Available data:

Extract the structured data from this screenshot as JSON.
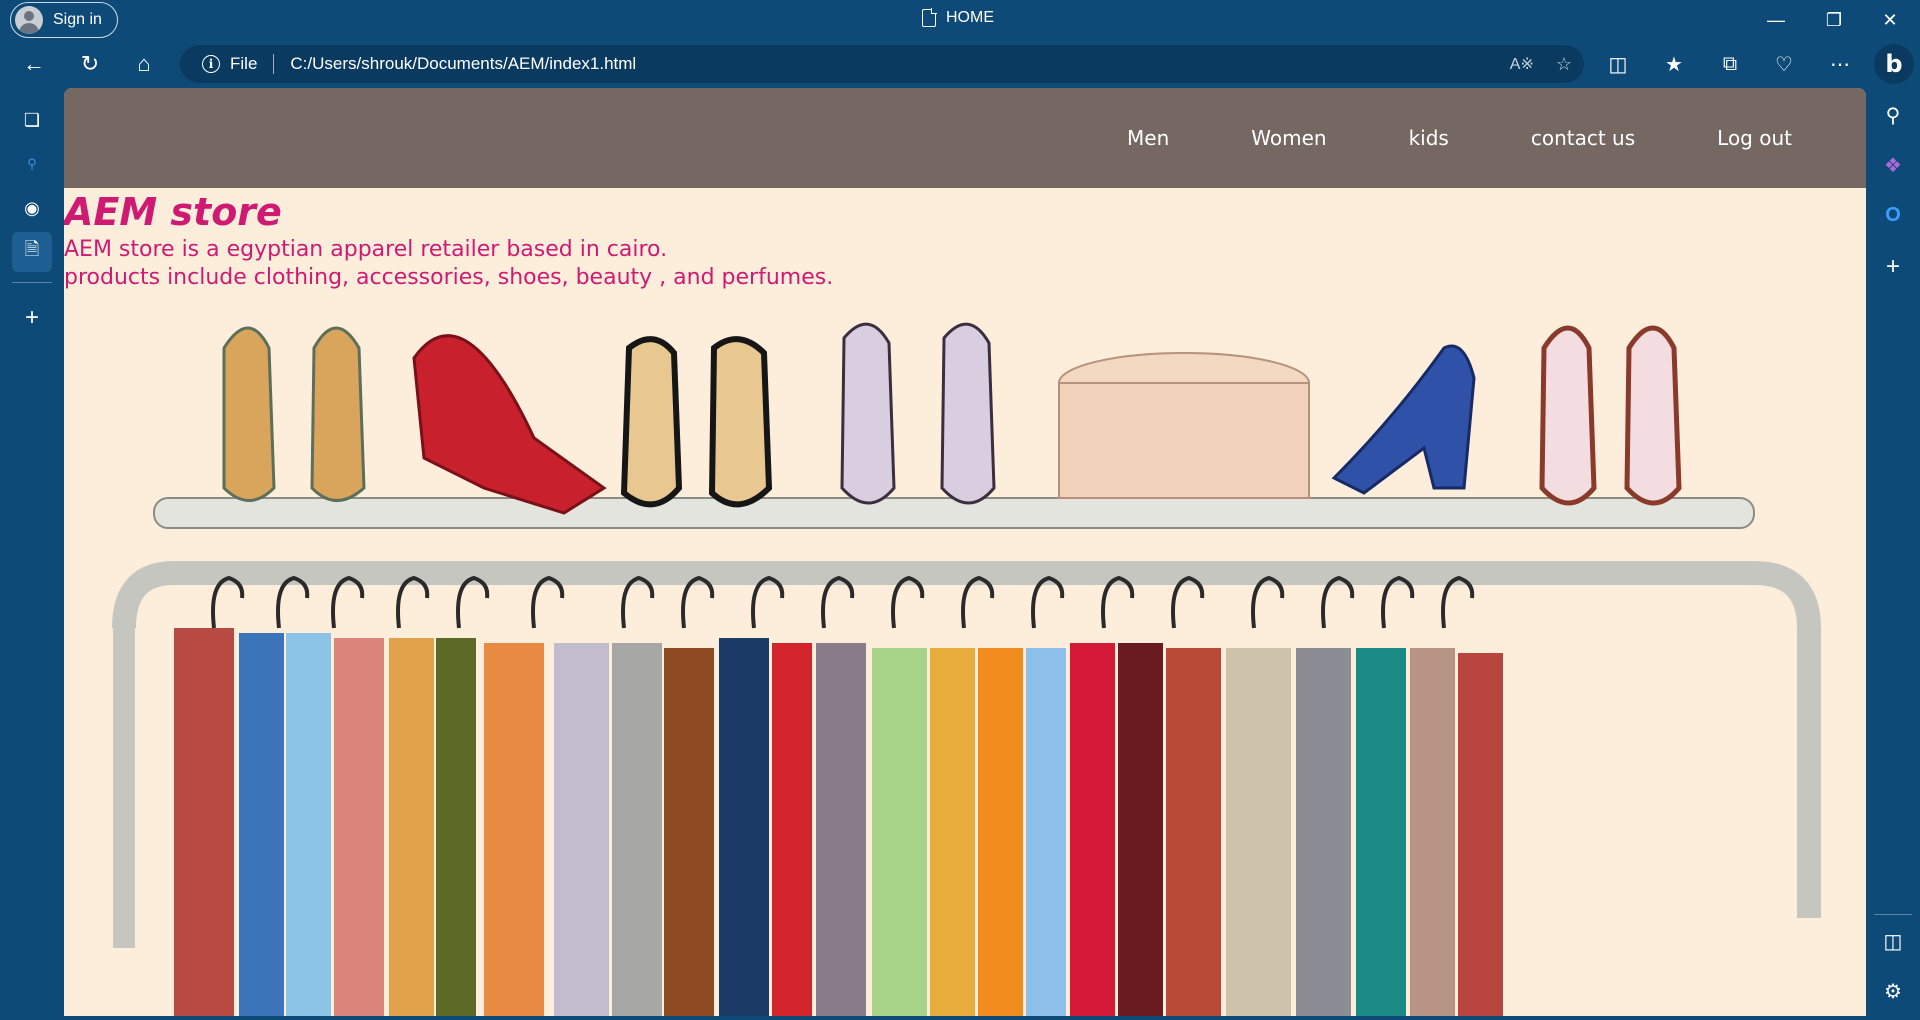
{
  "browser": {
    "sign_in_label": "Sign in",
    "tab_title": "HOME",
    "address_scheme_label": "File",
    "address_url": "C:/Users/shrouk/Documents/AEM/index1.html"
  },
  "site": {
    "nav": [
      "Men",
      "Women",
      "kids",
      "contact us",
      "Log out"
    ],
    "title": "AEM store",
    "description_line1": "AEM store is a egyptian apparel retailer based in cairo.",
    "description_line2": "products include clothing, accessories, shoes, beauty , and perfumes."
  },
  "colors": {
    "browser_chrome": "#0e4a77",
    "site_nav": "#756862",
    "accent_text": "#cf1a73",
    "page_background": "#fdeedc"
  }
}
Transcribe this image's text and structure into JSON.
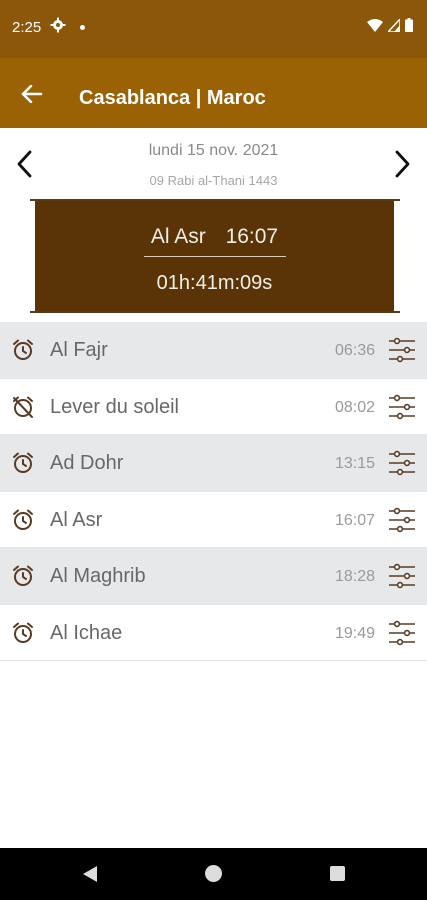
{
  "status_bar": {
    "time": "2:25"
  },
  "app_bar": {
    "title": "Casablanca | Maroc"
  },
  "date_nav": {
    "gregorian": "lundi 15 nov. 2021",
    "hijri": "09 Rabi al-Thani 1443"
  },
  "current": {
    "prayer": "Al Asr",
    "time": "16:07",
    "countdown": "01h:41m:09s"
  },
  "prayers": [
    {
      "name": "Al Fajr",
      "time": "06:36",
      "alarm_icon": "alarm-icon"
    },
    {
      "name": "Lever du soleil",
      "time": "08:02",
      "alarm_icon": "alarm-off-icon"
    },
    {
      "name": "Ad Dohr",
      "time": "13:15",
      "alarm_icon": "alarm-icon"
    },
    {
      "name": "Al Asr",
      "time": "16:07",
      "alarm_icon": "alarm-icon"
    },
    {
      "name": "Al Maghrib",
      "time": "18:28",
      "alarm_icon": "alarm-icon"
    },
    {
      "name": "Al Ichae",
      "time": "19:49",
      "alarm_icon": "alarm-icon"
    }
  ],
  "colors": {
    "status_bar": "#8c5708",
    "app_bar": "#9a6105",
    "current_box": "#5a3407",
    "row_shaded": "#e7e8ea",
    "icon": "#5a3b25"
  }
}
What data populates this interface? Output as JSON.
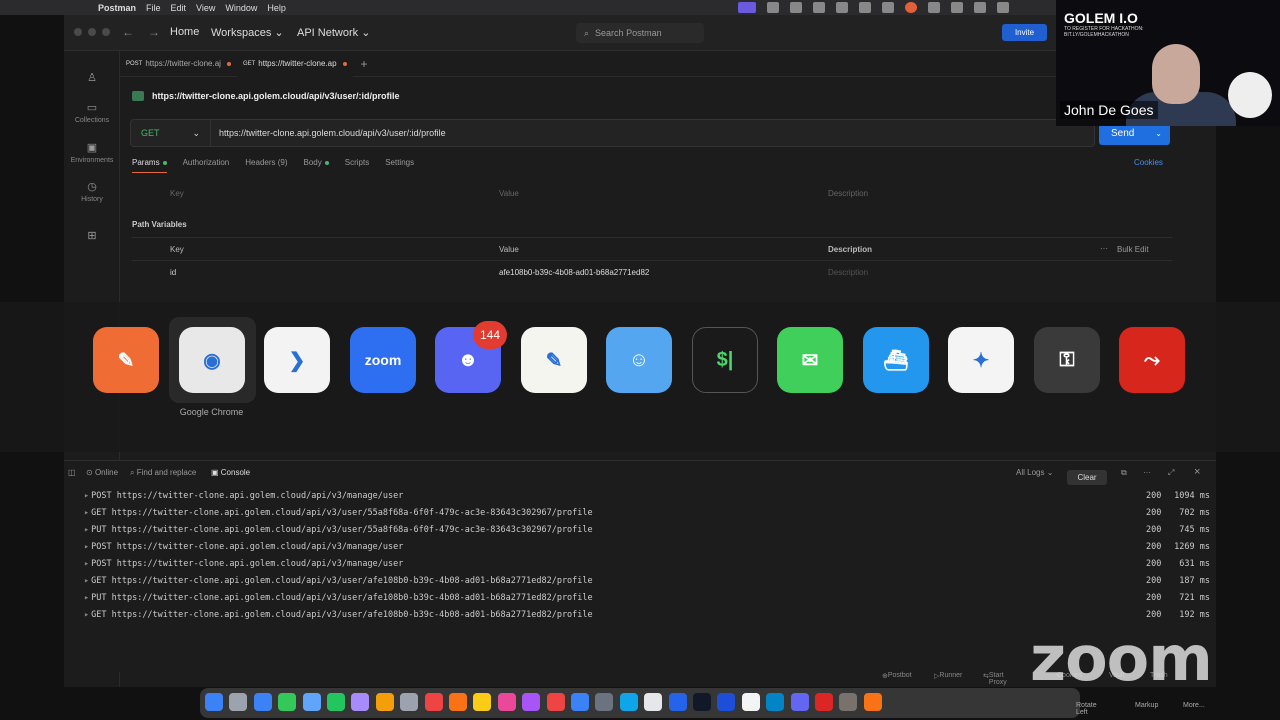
{
  "menubar": {
    "app": "Postman",
    "items": [
      "File",
      "Edit",
      "View",
      "Window",
      "Help"
    ]
  },
  "topbar": {
    "home": "Home",
    "workspaces": "Workspaces",
    "api_network": "API Network",
    "search_placeholder": "Search Postman",
    "invite": "Invite"
  },
  "sidebar": [
    {
      "label": ""
    },
    {
      "label": "Collections"
    },
    {
      "label": "Environments"
    },
    {
      "label": "History"
    },
    {
      "label": ""
    }
  ],
  "tabs": [
    {
      "method": "POST",
      "label": "https://twitter-clone.aj",
      "dot": "orange"
    },
    {
      "method": "GET",
      "label": "https://twitter-clone.ap",
      "dot": "orange"
    }
  ],
  "request": {
    "title": "https://twitter-clone.api.golem.cloud/api/v3/user/:id/profile",
    "method": "GET",
    "url": "https://twitter-clone.api.golem.cloud/api/v3/user/:id/profile",
    "send": "Send",
    "subtabs": [
      "Params",
      "Authorization",
      "Headers (9)",
      "Body",
      "Scripts",
      "Settings"
    ],
    "cookies": "Cookies"
  },
  "query_table": {
    "key": "Key",
    "value": "Value",
    "description": "Description"
  },
  "path_variables": {
    "title": "Path Variables",
    "headers": {
      "key": "Key",
      "value": "Value",
      "description": "Description",
      "bulk_edit": "Bulk Edit"
    },
    "rows": [
      {
        "key": "id",
        "value": "afe108b0-b39c-4b08-ad01-b68a2771ed82",
        "description": "Description"
      }
    ]
  },
  "switcher": {
    "apps": [
      {
        "name": "postman-app-icon",
        "color": "#ef6c35",
        "glyph": "✎"
      },
      {
        "name": "chrome-app-icon",
        "color": "#e8e8e8",
        "glyph": "◉"
      },
      {
        "name": "vscode-app-icon",
        "color": "#f3f3f3",
        "glyph": "❯"
      },
      {
        "name": "zoom-app-icon",
        "color": "#2d6ff0",
        "glyph": "zoom"
      },
      {
        "name": "discord-app-icon",
        "color": "#5865f2",
        "glyph": "☻"
      },
      {
        "name": "textedit-app-icon",
        "color": "#f5f5f0",
        "glyph": "✎"
      },
      {
        "name": "finder-app-icon",
        "color": "#54a6f0",
        "glyph": "☺"
      },
      {
        "name": "terminal-app-icon",
        "color": "#1a1a1a",
        "glyph": "$|"
      },
      {
        "name": "messages-app-icon",
        "color": "#3fcf5a",
        "glyph": "✉"
      },
      {
        "name": "docker-app-icon",
        "color": "#2396ed",
        "glyph": "⛴"
      },
      {
        "name": "safari-app-icon",
        "color": "#f4f4f4",
        "glyph": "✦"
      },
      {
        "name": "keychain-app-icon",
        "color": "#3a3a3a",
        "glyph": "⚿"
      },
      {
        "name": "acrobat-app-icon",
        "color": "#d7261c",
        "glyph": "⤳"
      }
    ],
    "discord_badge": "144",
    "selected_label": "Google Chrome"
  },
  "console": {
    "online": "Online",
    "find_replace": "Find and replace",
    "console": "Console",
    "all_logs": "All Logs",
    "clear": "Clear",
    "logs": [
      {
        "method": "POST",
        "url": "https://twitter-clone.api.golem.cloud/api/v3/manage/user",
        "status": "200",
        "time": "1094 ms"
      },
      {
        "method": "GET",
        "url": "https://twitter-clone.api.golem.cloud/api/v3/user/55a8f68a-6f0f-479c-ac3e-83643c302967/profile",
        "status": "200",
        "time": "702 ms"
      },
      {
        "method": "PUT",
        "url": "https://twitter-clone.api.golem.cloud/api/v3/user/55a8f68a-6f0f-479c-ac3e-83643c302967/profile",
        "status": "200",
        "time": "745 ms"
      },
      {
        "method": "POST",
        "url": "https://twitter-clone.api.golem.cloud/api/v3/manage/user",
        "status": "200",
        "time": "1269 ms"
      },
      {
        "method": "POST",
        "url": "https://twitter-clone.api.golem.cloud/api/v3/manage/user",
        "status": "200",
        "time": "631 ms"
      },
      {
        "method": "GET",
        "url": "https://twitter-clone.api.golem.cloud/api/v3/user/afe108b0-b39c-4b08-ad01-b68a2771ed82/profile",
        "status": "200",
        "time": "187 ms"
      },
      {
        "method": "PUT",
        "url": "https://twitter-clone.api.golem.cloud/api/v3/user/afe108b0-b39c-4b08-ad01-b68a2771ed82/profile",
        "status": "200",
        "time": "721 ms"
      },
      {
        "method": "GET",
        "url": "https://twitter-clone.api.golem.cloud/api/v3/user/afe108b0-b39c-4b08-ad01-b68a2771ed82/profile",
        "status": "200",
        "time": "192 ms"
      }
    ]
  },
  "footer": {
    "postbot": "Postbot",
    "runner": "Runner",
    "start_proxy": "Start Proxy",
    "cookies": "Cookies",
    "vault": "Vault",
    "trash": "Trash",
    "rotate_left": "Rotate Left",
    "markup": "Markup",
    "more": "More..."
  },
  "webcam": {
    "brand": "GOLEM I.O",
    "tagline": "TO REGISTER FOR HACKATHON: BIT.LY/GOLEMHACKATHON",
    "speaker": "John De Goes"
  },
  "zoom_watermark": "zoom"
}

Given problem:
Your task is to copy the entries in full and exactly, without any images.

Completed exercise:
Extract the structured data from this screenshot as JSON.
{
  "browser": {
    "sign_in_label": "Sign in",
    "tab_title": "HOME",
    "address_scheme_label": "File",
    "address_url": "C:/Users/shrouk/Documents/AEM/index1.html"
  },
  "site": {
    "nav": [
      "Men",
      "Women",
      "kids",
      "contact us",
      "Log out"
    ],
    "title": "AEM store",
    "description_line1": "AEM store is a egyptian apparel retailer based in cairo.",
    "description_line2": "products include clothing, accessories, shoes, beauty , and perfumes."
  },
  "colors": {
    "browser_chrome": "#0e4a77",
    "site_nav": "#756862",
    "accent_text": "#cf1a73",
    "page_background": "#fdeedc"
  }
}
Transcribe this image's text and structure into JSON.
{
  "status_bar": {
    "time": "2:25"
  },
  "app_bar": {
    "title": "Casablanca | Maroc"
  },
  "date_nav": {
    "gregorian": "lundi 15 nov. 2021",
    "hijri": "09 Rabi al-Thani 1443"
  },
  "current": {
    "prayer": "Al Asr",
    "time": "16:07",
    "countdown": "01h:41m:09s"
  },
  "prayers": [
    {
      "name": "Al Fajr",
      "time": "06:36",
      "alarm_icon": "alarm-icon"
    },
    {
      "name": "Lever du soleil",
      "time": "08:02",
      "alarm_icon": "alarm-off-icon"
    },
    {
      "name": "Ad Dohr",
      "time": "13:15",
      "alarm_icon": "alarm-icon"
    },
    {
      "name": "Al Asr",
      "time": "16:07",
      "alarm_icon": "alarm-icon"
    },
    {
      "name": "Al Maghrib",
      "time": "18:28",
      "alarm_icon": "alarm-icon"
    },
    {
      "name": "Al Ichae",
      "time": "19:49",
      "alarm_icon": "alarm-icon"
    }
  ],
  "colors": {
    "status_bar": "#8c5708",
    "app_bar": "#9a6105",
    "current_box": "#5a3407",
    "row_shaded": "#e7e8ea",
    "icon": "#5a3b25"
  }
}
What data populates this interface? Output as JSON.
{
  "menubar": {
    "app": "Postman",
    "items": [
      "File",
      "Edit",
      "View",
      "Window",
      "Help"
    ]
  },
  "topbar": {
    "home": "Home",
    "workspaces": "Workspaces",
    "api_network": "API Network",
    "search_placeholder": "Search Postman",
    "invite": "Invite"
  },
  "sidebar": [
    {
      "label": ""
    },
    {
      "label": "Collections"
    },
    {
      "label": "Environments"
    },
    {
      "label": "History"
    },
    {
      "label": ""
    }
  ],
  "tabs": [
    {
      "method": "POST",
      "label": "https://twitter-clone.aj",
      "dot": "orange"
    },
    {
      "method": "GET",
      "label": "https://twitter-clone.ap",
      "dot": "orange"
    }
  ],
  "request": {
    "title": "https://twitter-clone.api.golem.cloud/api/v3/user/:id/profile",
    "method": "GET",
    "url": "https://twitter-clone.api.golem.cloud/api/v3/user/:id/profile",
    "send": "Send",
    "subtabs": [
      "Params",
      "Authorization",
      "Headers (9)",
      "Body",
      "Scripts",
      "Settings"
    ],
    "cookies": "Cookies"
  },
  "query_table": {
    "key": "Key",
    "value": "Value",
    "description": "Description"
  },
  "path_variables": {
    "title": "Path Variables",
    "headers": {
      "key": "Key",
      "value": "Value",
      "description": "Description",
      "bulk_edit": "Bulk Edit"
    },
    "rows": [
      {
        "key": "id",
        "value": "afe108b0-b39c-4b08-ad01-b68a2771ed82",
        "description": "Description"
      }
    ]
  },
  "switcher": {
    "apps": [
      {
        "name": "postman-app-icon",
        "color": "#ef6c35",
        "glyph": "✎"
      },
      {
        "name": "chrome-app-icon",
        "color": "#e8e8e8",
        "glyph": "◉"
      },
      {
        "name": "vscode-app-icon",
        "color": "#f3f3f3",
        "glyph": "❯"
      },
      {
        "name": "zoom-app-icon",
        "color": "#2d6ff0",
        "glyph": "zoom"
      },
      {
        "name": "discord-app-icon",
        "color": "#5865f2",
        "glyph": "☻"
      },
      {
        "name": "textedit-app-icon",
        "color": "#f5f5f0",
        "glyph": "✎"
      },
      {
        "name": "finder-app-icon",
        "color": "#54a6f0",
        "glyph": "☺"
      },
      {
        "name": "terminal-app-icon",
        "color": "#1a1a1a",
        "glyph": "$|"
      },
      {
        "name": "messages-app-icon",
        "color": "#3fcf5a",
        "glyph": "✉"
      },
      {
        "name": "docker-app-icon",
        "color": "#2396ed",
        "glyph": "⛴"
      },
      {
        "name": "safari-app-icon",
        "color": "#f4f4f4",
        "glyph": "✦"
      },
      {
        "name": "keychain-app-icon",
        "color": "#3a3a3a",
        "glyph": "⚿"
      },
      {
        "name": "acrobat-app-icon",
        "color": "#d7261c",
        "glyph": "⤳"
      }
    ],
    "discord_badge": "144",
    "selected_label": "Google Chrome"
  },
  "console": {
    "online": "Online",
    "find_replace": "Find and replace",
    "console": "Console",
    "all_logs": "All Logs",
    "clear": "Clear",
    "logs": [
      {
        "method": "POST",
        "url": "https://twitter-clone.api.golem.cloud/api/v3/manage/user",
        "status": "200",
        "time": "1094 ms"
      },
      {
        "method": "GET",
        "url": "https://twitter-clone.api.golem.cloud/api/v3/user/55a8f68a-6f0f-479c-ac3e-83643c302967/profile",
        "status": "200",
        "time": "702 ms"
      },
      {
        "method": "PUT",
        "url": "https://twitter-clone.api.golem.cloud/api/v3/user/55a8f68a-6f0f-479c-ac3e-83643c302967/profile",
        "status": "200",
        "time": "745 ms"
      },
      {
        "method": "POST",
        "url": "https://twitter-clone.api.golem.cloud/api/v3/manage/user",
        "status": "200",
        "time": "1269 ms"
      },
      {
        "method": "POST",
        "url": "https://twitter-clone.api.golem.cloud/api/v3/manage/user",
        "status": "200",
        "time": "631 ms"
      },
      {
        "method": "GET",
        "url": "https://twitter-clone.api.golem.cloud/api/v3/user/afe108b0-b39c-4b08-ad01-b68a2771ed82/profile",
        "status": "200",
        "time": "187 ms"
      },
      {
        "method": "PUT",
        "url": "https://twitter-clone.api.golem.cloud/api/v3/user/afe108b0-b39c-4b08-ad01-b68a2771ed82/profile",
        "status": "200",
        "time": "721 ms"
      },
      {
        "method": "GET",
        "url": "https://twitter-clone.api.golem.cloud/api/v3/user/afe108b0-b39c-4b08-ad01-b68a2771ed82/profile",
        "status": "200",
        "time": "192 ms"
      }
    ]
  },
  "footer": {
    "postbot": "Postbot",
    "runner": "Runner",
    "start_proxy": "Start Proxy",
    "cookies": "Cookies",
    "vault": "Vault",
    "trash": "Trash",
    "rotate_left": "Rotate Left",
    "markup": "Markup",
    "more": "More..."
  },
  "webcam": {
    "brand": "GOLEM I.O",
    "tagline": "TO REGISTER FOR HACKATHON: BIT.LY/GOLEMHACKATHON",
    "speaker": "John De Goes"
  },
  "zoom_watermark": "zoom"
}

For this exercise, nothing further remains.